Exercise description » The records are to be restated in their entirety, word for word.

Source material »
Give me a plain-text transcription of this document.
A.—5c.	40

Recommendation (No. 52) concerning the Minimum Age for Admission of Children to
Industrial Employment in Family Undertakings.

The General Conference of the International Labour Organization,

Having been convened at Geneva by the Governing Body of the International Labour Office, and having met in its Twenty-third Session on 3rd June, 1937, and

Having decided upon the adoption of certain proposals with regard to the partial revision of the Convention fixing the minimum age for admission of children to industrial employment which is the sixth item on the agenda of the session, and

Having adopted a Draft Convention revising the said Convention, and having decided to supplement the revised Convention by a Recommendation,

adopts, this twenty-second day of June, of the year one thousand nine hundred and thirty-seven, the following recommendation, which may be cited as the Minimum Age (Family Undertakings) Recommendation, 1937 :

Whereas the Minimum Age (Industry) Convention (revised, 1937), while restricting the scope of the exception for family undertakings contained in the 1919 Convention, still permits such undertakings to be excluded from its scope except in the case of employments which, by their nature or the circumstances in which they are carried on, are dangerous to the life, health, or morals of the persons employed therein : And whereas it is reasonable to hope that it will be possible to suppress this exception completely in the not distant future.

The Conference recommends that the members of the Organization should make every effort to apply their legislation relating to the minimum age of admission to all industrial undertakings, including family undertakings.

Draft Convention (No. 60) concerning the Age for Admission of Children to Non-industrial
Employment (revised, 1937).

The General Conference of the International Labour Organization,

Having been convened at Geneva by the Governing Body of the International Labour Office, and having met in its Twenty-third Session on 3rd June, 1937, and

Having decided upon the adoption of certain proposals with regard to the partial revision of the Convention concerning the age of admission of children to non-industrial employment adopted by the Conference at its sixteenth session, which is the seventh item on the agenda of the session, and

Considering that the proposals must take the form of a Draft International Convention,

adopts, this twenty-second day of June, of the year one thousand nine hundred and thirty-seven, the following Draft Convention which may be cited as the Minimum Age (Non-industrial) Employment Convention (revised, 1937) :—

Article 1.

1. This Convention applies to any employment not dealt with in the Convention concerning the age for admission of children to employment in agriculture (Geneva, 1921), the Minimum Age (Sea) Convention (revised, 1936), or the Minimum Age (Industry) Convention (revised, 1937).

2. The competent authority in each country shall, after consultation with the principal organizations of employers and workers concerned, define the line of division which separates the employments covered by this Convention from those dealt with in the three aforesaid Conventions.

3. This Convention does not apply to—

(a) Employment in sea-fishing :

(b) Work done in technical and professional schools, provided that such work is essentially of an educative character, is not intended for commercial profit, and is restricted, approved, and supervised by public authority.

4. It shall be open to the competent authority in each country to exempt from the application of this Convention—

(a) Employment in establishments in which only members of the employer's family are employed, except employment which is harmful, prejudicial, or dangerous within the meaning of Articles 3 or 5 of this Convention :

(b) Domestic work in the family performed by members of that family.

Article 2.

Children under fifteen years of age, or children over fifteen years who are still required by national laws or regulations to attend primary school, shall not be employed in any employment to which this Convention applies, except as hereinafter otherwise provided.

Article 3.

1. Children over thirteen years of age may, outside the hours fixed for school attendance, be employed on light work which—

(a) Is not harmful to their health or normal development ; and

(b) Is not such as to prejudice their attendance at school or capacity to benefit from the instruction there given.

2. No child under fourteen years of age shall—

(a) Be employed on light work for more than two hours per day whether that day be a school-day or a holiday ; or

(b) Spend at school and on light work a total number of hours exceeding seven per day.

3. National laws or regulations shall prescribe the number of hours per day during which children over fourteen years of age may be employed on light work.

Complete answer »
Give me a plain-text transcription of this document.
A.—5c.	40

Recommendation (No. 52) concerning the Minimum Age for Admission of Children to
Industrial Employment in Family Undertakings.

The General Conference of the International Labour Organization,

Having been convened at Geneva by the Governing Body of the International Labour Office, and having met in its Twenty-third Session on 3rd June, 1937, and

Having decided upon the adoption of certain proposals with regard to the partial revision of the Convention fixing the minimum age for admission of children to industrial employment which is the sixth item on the agenda of the session, and

Having adopted a Draft Convention revising the said Convention, and having decided to supplement the revised Convention by a Recommendation,

adopts, this twenty-second day of June, of the year one thousand nine hundred and thirty-seven, the following recommendation, which may be cited as the Minimum Age (Family Undertakings) Recommendation, 1937 :

Whereas the Minimum Age (Industry) Convention (revised, 1937), while restricting the scope of the exception for family undertakings contained in the 1919 Convention, still permits such undertakings to be excluded from its scope except in the case of employments which, by their nature or the circumstances in which they are carried on, are dangerous to the life, health, or morals of the persons employed therein : And whereas it is reasonable to hope that it will be possible to suppress this exception completely in the not distant future.

The Conference recommends that the members of the Organization should make every effort to apply their legislation relating to the minimum age of admission to all industrial undertakings, including family undertakings.

Draft Convention (No. 60) concerning the Age for Admission of Children to Non-industrial
Employment (revised, 1937).

The General Conference of the International Labour Organization,

Having been convened at Geneva by the Governing Body of the International Labour Office, and having met in its Twenty-third Session on 3rd June, 1937, and

Having decided upon the adoption of certain proposals with regard to the partial revision of the Convention concerning the age of admission of children to non-industrial employment adopted by the Conference at its sixteenth session, which is the seventh item on the agenda of the session, and

Considering that the proposals must take the form of a Draft International Convention,

adopts, this twenty-second day of June, of the year one thousand nine hundred and thirty-seven, the following Draft Convention which may be cited as the Minimum Age (Non-industrial) Employment Convention (revised, 1937) :—

Article 1.

1. This Convention applies to any employment not dealt with in the Convention concerning the age for admission of children to employment in agriculture (Geneva, 1921), the Minimum Age (Sea) Convention (revised, 1936), or the Minimum Age (Industry) Convention (revised, 1937).

2. The competent authority in each country shall, after consultation with the principal organizations of employers and workers concerned, define the line of division which separates the employments covered by this Convention from those dealt with in the three aforesaid Conventions.

3. This Convention does not apply to—

(a) Employment in sea-fishing :

(b) Work done in technical and professional schools, provided that such work is essentially of an educative character, is not intended for commercial profit, and is restricted, approved, and supervised by public authority.

4. It shall be open to the competent authority in each country to exempt from the application of this Convention—

(a) Employment in establishments in which only members of the employer's family are employed, except employment which is harmful, prejudicial, or dangerous within the meaning of Articles 3 or 5 of this Convention :

(b) Domestic work in the family performed by members of that family.

Article 2.

Children under fifteen years of age, or children over fifteen years who are still required by national laws or regulations to attend primary school, shall not be employed in any employment to which this Convention applies, except as hereinafter otherwise provided.

Article 3.

1. Children over thirteen years of age may, outside the hours fixed for school attendance, be employed on light work which—

(a) Is not harmful to their health or normal development ; and

(b) Is not such as to prejudice their attendance at school or capacity to benefit from the instruction there given.

2. No child under fourteen years of age shall—

(a) Be employed on light work for more than two hours per day whether that day be a school-day or a holiday ; or

(b) Spend at school and on light work a total number of hours exceeding seven per day.

3. National laws or regulations shall prescribe the number of hours per day during which children over fourteen years of age may be employed on light work.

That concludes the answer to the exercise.